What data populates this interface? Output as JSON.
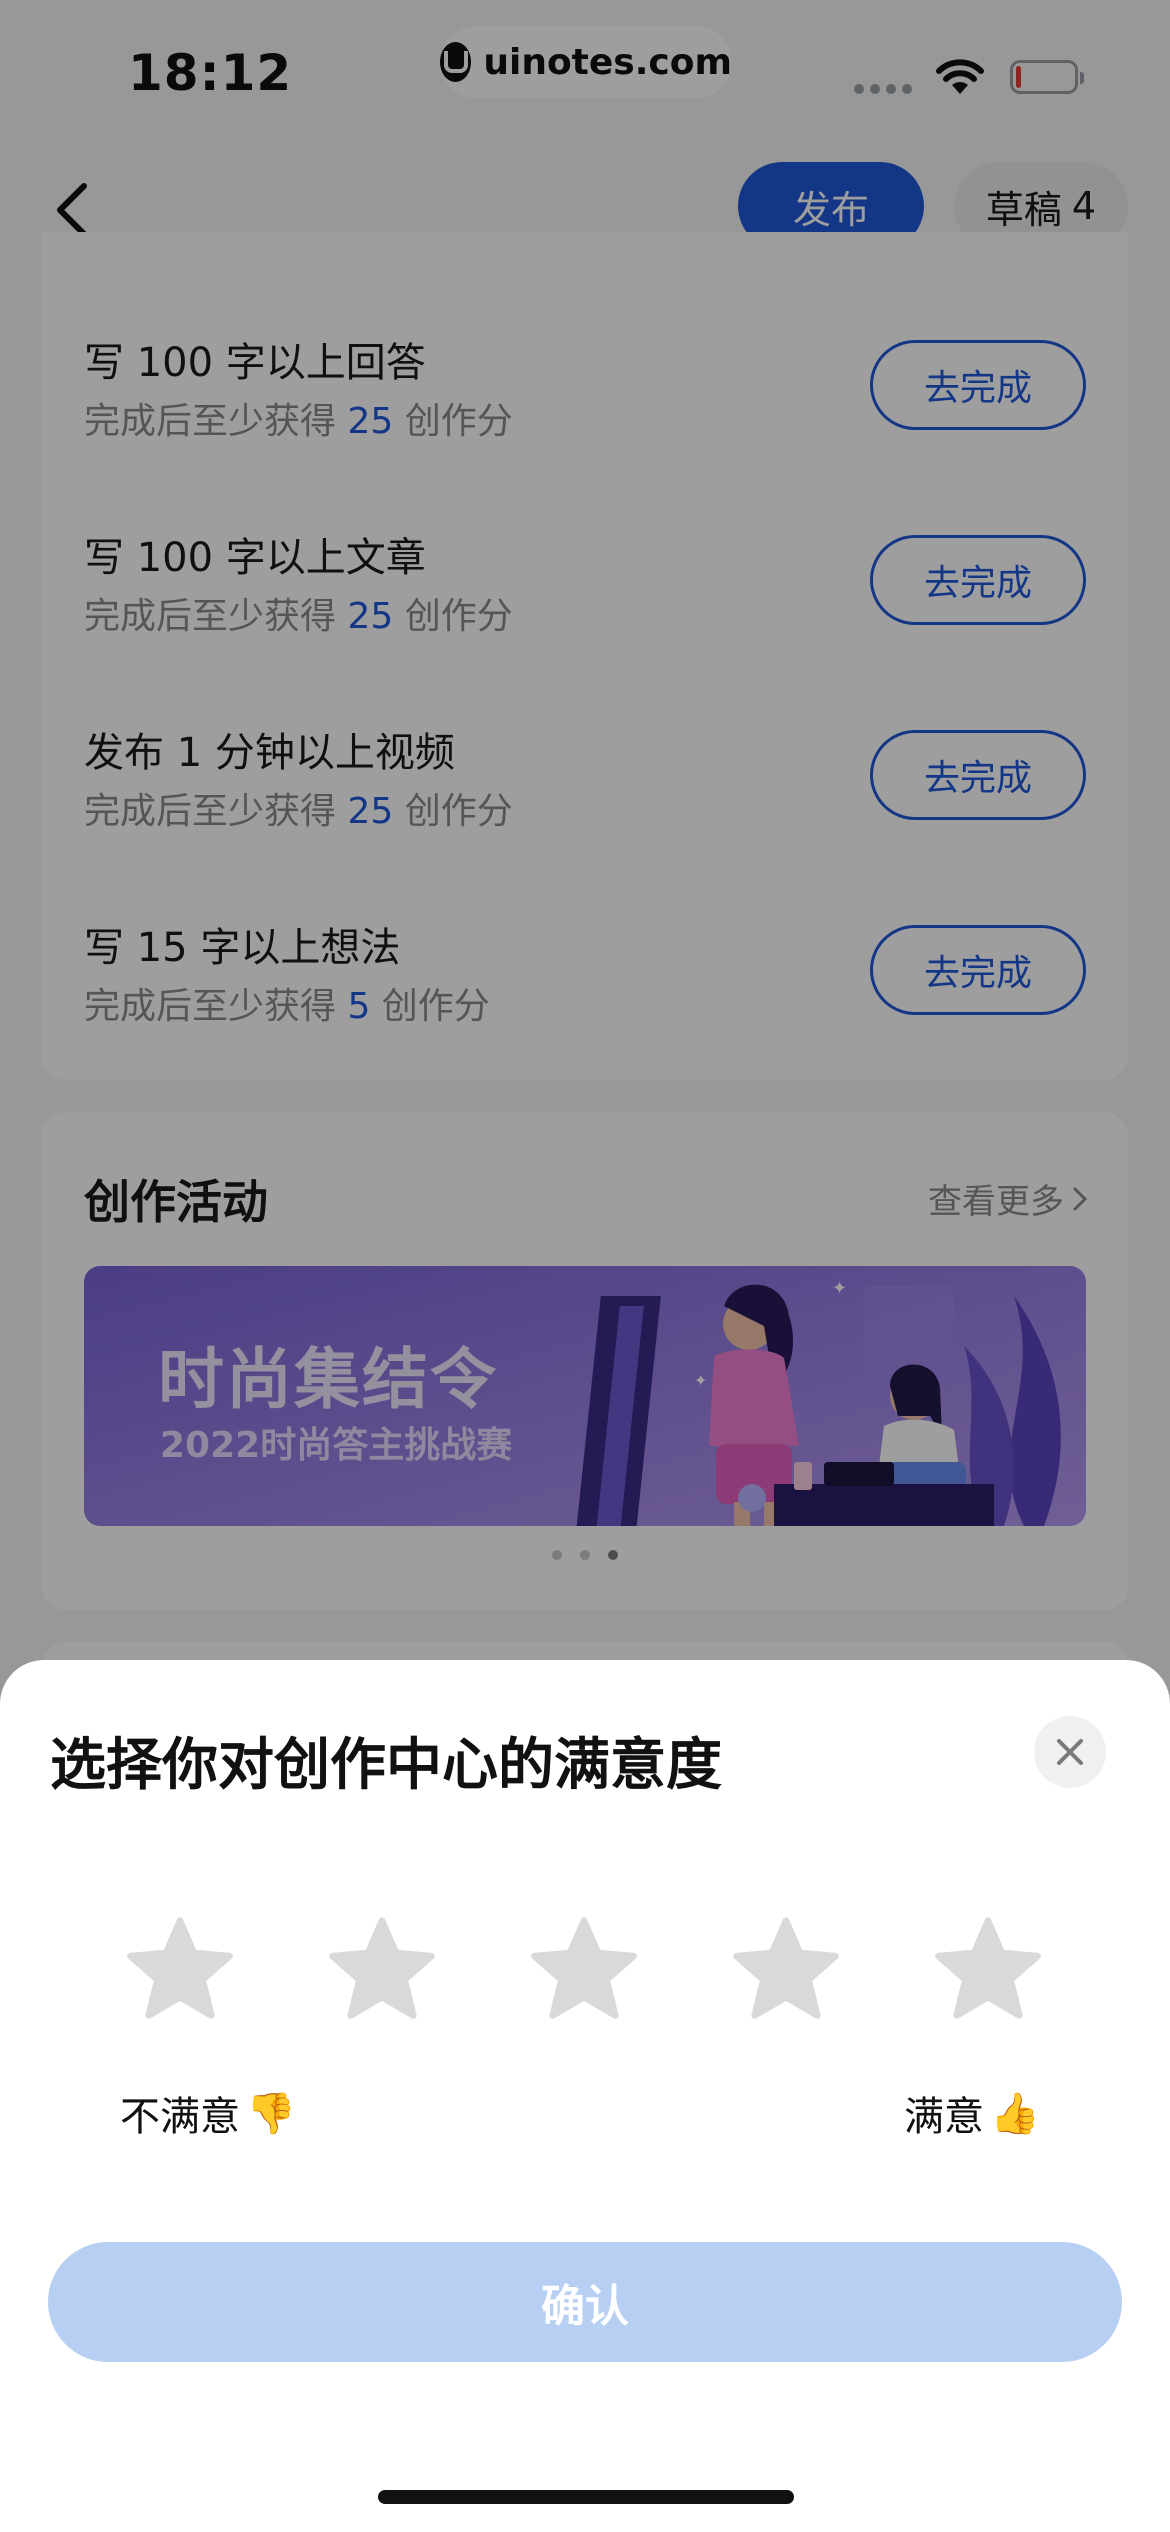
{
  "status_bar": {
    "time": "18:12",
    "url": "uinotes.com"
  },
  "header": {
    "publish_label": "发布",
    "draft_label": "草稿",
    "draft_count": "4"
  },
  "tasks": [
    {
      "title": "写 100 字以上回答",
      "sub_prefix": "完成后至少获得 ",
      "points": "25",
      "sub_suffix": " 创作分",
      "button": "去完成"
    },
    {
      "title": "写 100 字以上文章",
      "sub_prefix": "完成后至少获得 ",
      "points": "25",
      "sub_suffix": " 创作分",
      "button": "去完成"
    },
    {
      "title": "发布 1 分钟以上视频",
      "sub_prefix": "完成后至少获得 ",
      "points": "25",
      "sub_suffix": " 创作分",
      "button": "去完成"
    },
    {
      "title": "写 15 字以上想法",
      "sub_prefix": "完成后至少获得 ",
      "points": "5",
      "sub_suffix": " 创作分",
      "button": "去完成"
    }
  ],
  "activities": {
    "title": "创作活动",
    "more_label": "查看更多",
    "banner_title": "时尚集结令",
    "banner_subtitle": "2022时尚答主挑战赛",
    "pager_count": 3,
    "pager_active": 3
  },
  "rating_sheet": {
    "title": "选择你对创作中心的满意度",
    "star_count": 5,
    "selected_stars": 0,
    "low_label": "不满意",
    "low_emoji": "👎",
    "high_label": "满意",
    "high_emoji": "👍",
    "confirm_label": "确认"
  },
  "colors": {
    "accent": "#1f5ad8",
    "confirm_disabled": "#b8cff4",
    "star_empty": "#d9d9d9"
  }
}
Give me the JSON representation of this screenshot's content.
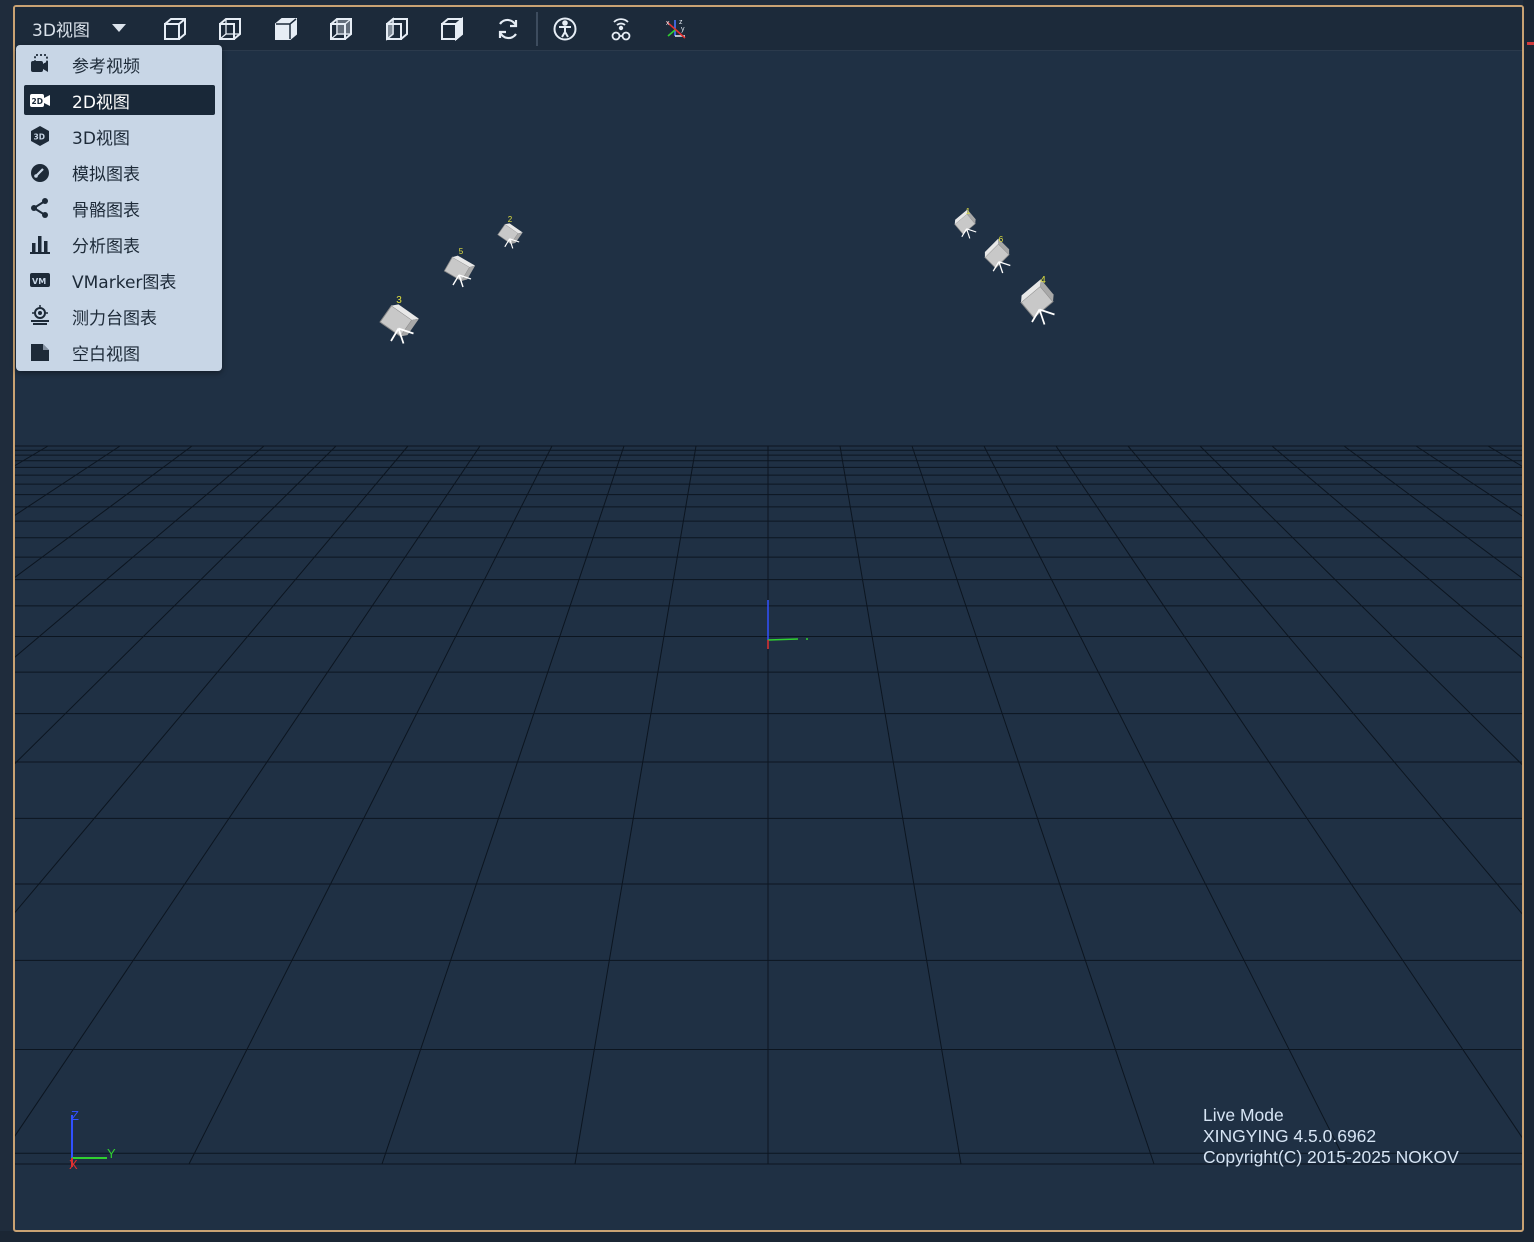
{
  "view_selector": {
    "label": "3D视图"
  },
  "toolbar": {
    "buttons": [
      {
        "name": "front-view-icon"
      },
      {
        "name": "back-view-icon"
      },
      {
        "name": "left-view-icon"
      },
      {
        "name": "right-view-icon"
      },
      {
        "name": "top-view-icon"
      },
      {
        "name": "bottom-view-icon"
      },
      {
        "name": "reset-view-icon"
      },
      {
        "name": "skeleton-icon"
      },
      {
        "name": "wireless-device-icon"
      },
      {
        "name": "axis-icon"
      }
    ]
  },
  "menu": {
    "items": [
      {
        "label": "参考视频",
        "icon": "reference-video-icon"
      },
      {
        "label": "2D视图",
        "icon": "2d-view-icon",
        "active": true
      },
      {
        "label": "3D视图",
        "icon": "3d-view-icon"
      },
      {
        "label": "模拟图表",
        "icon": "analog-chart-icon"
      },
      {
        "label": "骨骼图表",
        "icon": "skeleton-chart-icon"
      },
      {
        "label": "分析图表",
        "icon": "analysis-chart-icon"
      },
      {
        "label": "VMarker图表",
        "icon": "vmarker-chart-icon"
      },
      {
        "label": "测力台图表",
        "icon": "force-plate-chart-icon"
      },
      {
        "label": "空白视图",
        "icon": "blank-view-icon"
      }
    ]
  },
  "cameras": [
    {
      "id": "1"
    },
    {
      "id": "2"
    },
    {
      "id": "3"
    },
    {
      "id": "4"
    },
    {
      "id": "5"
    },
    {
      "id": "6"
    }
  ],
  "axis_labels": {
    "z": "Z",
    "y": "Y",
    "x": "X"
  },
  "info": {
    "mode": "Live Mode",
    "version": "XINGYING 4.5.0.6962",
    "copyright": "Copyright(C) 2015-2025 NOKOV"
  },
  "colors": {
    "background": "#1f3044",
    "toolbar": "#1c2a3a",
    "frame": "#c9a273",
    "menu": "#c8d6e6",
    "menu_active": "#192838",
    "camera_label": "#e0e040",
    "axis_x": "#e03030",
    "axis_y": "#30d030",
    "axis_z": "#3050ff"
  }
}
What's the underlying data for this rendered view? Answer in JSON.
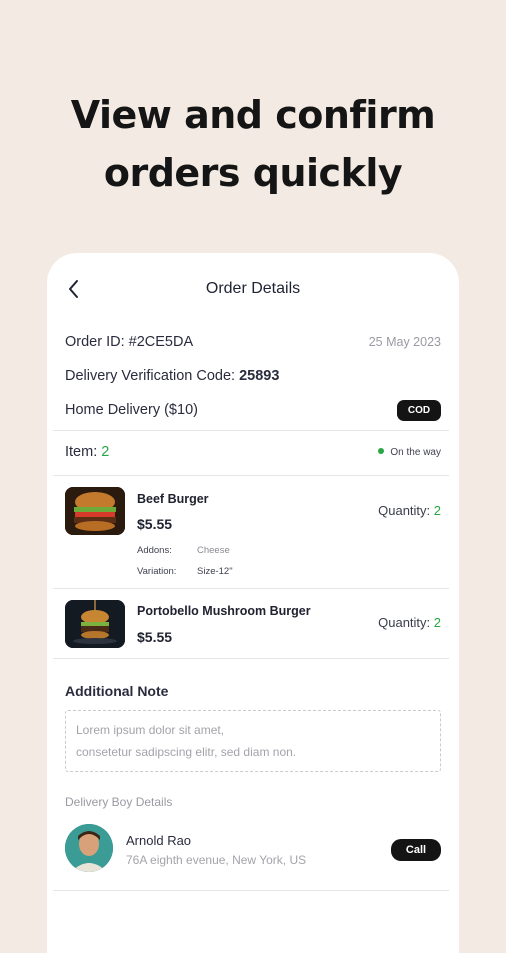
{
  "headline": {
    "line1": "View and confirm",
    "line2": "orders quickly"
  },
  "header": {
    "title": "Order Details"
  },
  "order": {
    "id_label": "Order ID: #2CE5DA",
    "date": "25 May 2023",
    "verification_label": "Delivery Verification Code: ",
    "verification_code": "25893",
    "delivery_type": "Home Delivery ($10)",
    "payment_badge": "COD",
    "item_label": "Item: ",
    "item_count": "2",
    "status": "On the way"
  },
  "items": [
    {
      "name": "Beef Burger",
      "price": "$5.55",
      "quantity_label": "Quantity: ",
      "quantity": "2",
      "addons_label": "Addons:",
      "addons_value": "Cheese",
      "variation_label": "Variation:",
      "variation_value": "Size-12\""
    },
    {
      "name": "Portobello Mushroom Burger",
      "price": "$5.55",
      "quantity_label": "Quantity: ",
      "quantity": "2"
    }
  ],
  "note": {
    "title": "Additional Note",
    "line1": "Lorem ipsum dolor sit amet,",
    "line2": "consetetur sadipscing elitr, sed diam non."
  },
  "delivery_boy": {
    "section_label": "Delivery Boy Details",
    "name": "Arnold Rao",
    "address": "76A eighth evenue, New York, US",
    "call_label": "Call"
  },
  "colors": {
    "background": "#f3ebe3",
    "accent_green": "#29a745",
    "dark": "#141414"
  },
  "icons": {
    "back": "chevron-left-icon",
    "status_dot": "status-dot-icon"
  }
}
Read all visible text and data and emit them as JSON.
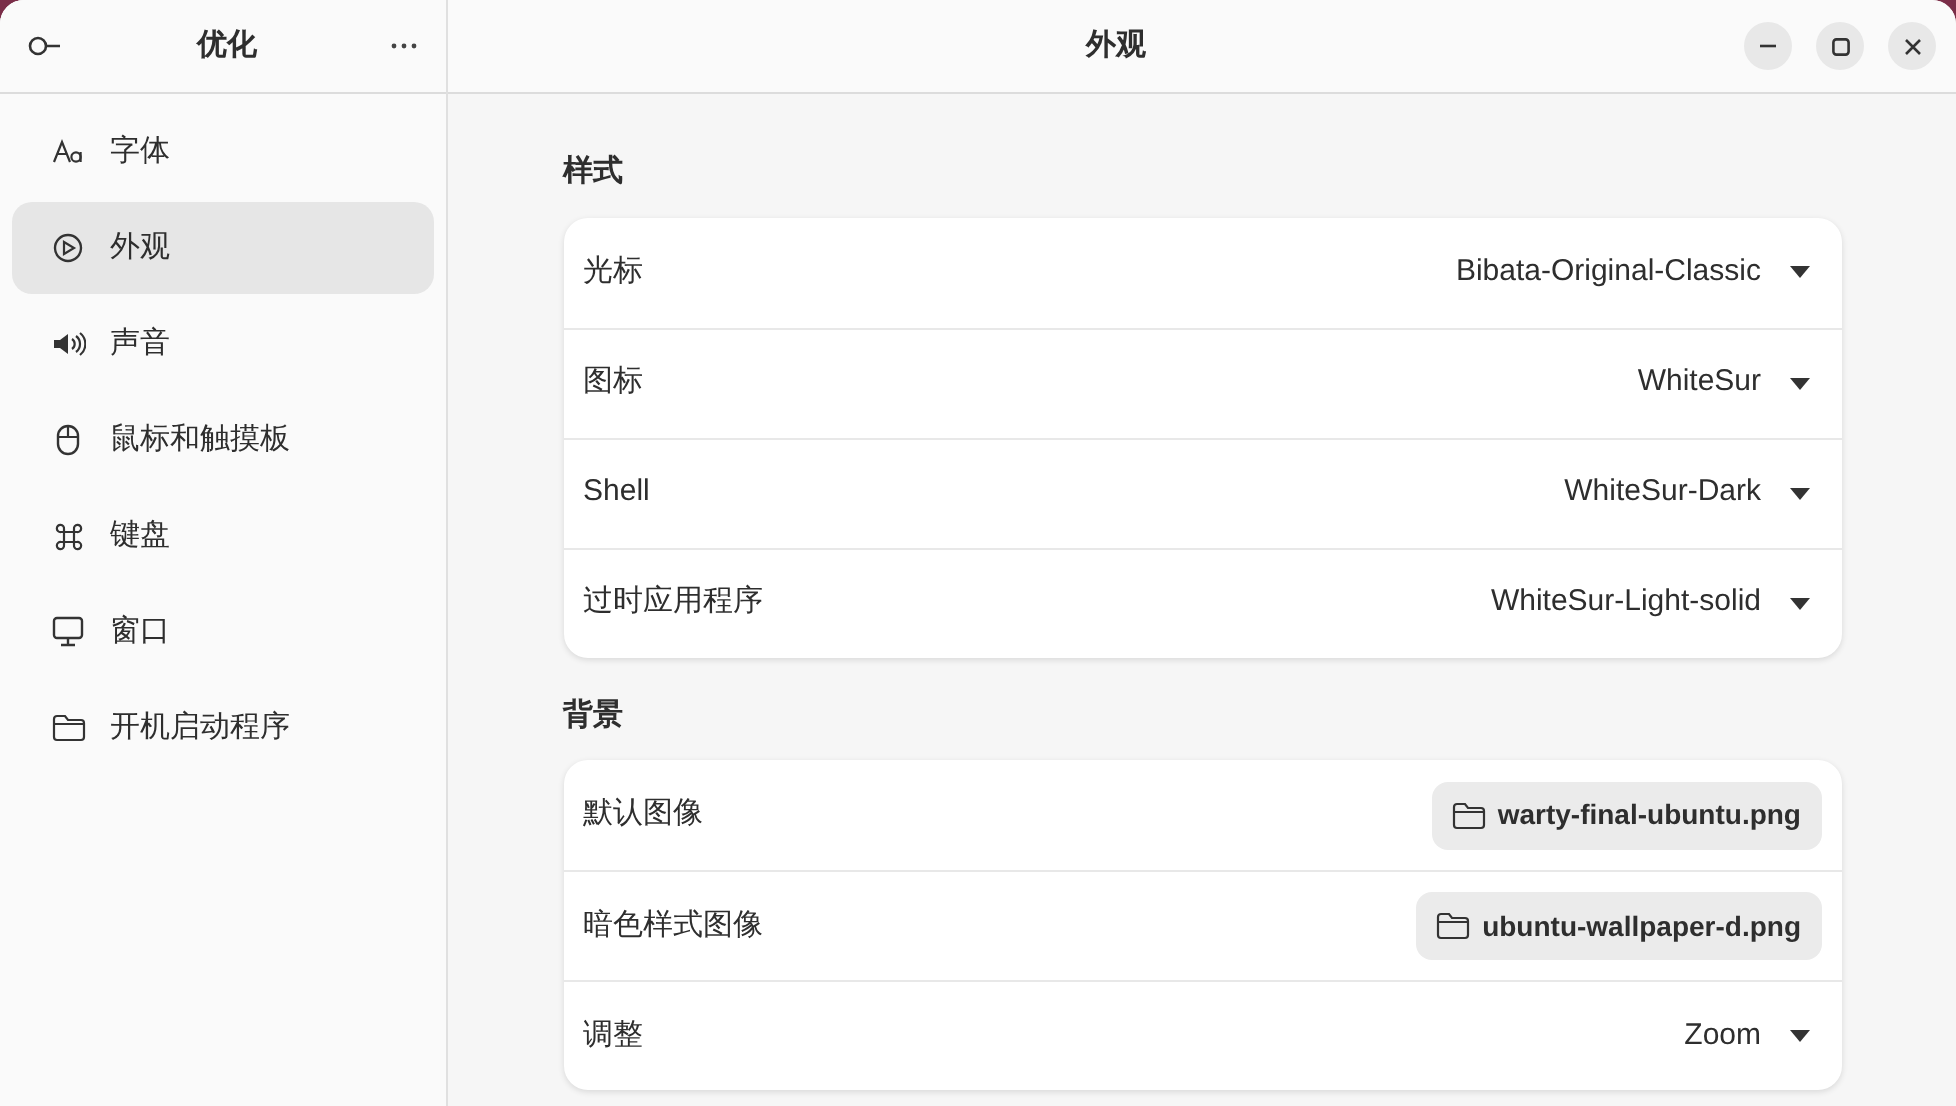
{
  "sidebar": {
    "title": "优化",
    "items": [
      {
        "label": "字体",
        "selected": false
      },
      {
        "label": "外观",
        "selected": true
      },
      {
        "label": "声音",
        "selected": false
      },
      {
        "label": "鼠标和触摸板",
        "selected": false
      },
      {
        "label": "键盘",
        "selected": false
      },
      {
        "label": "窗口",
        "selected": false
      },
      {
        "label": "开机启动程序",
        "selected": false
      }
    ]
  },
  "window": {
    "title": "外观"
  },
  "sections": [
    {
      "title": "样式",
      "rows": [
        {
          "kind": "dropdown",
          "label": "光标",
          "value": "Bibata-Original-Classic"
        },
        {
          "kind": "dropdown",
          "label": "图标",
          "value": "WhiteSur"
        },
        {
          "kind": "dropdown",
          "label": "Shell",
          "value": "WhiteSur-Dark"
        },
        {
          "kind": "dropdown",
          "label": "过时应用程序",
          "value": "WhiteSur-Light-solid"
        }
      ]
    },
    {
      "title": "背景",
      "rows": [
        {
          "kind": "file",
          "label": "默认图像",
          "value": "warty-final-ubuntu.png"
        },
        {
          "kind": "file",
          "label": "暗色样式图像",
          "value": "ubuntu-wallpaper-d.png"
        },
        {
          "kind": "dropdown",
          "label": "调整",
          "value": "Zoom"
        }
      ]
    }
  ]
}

What is expected:
In the entries above, find the lines containing the word "Burger" and say how many there are, with no other words.

Task output:
2